## start

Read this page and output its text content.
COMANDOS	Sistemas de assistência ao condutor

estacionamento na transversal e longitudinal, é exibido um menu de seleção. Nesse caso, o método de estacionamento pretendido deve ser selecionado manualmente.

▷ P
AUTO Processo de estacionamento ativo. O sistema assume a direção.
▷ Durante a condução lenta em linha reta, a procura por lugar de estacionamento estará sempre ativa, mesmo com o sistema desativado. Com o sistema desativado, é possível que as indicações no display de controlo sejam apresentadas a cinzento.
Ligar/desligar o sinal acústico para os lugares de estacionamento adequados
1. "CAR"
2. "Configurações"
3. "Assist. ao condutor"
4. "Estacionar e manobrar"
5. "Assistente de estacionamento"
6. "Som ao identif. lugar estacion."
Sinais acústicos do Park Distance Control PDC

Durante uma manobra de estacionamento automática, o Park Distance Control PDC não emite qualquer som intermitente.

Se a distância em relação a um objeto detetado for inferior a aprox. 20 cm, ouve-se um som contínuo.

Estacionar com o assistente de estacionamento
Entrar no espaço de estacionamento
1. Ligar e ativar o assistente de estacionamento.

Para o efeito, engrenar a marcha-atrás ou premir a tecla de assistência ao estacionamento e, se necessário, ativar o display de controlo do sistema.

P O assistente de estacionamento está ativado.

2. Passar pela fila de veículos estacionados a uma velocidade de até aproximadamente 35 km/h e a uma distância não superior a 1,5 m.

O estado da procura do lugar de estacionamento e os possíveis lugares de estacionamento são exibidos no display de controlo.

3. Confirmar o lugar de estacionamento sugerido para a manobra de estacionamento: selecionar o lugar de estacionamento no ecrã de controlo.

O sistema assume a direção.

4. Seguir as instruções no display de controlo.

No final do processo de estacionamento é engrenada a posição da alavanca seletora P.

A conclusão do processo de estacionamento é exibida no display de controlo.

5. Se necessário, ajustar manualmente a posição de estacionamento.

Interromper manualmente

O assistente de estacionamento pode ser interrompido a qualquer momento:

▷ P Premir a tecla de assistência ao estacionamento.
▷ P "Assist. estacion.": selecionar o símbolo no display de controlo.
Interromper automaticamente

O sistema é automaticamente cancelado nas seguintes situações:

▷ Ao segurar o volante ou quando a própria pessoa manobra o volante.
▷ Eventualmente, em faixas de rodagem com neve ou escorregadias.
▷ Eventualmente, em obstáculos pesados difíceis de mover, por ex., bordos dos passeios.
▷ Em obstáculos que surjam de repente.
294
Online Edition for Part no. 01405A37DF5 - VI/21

## end

WRITTEN REQUEST:
Read through the entries and copy each line in which "assume" appears.

EXERCISE OUTPUT:
AUTO Processo de estacionamento ativo. O sistema assume a direção.
O sistema assume a direção.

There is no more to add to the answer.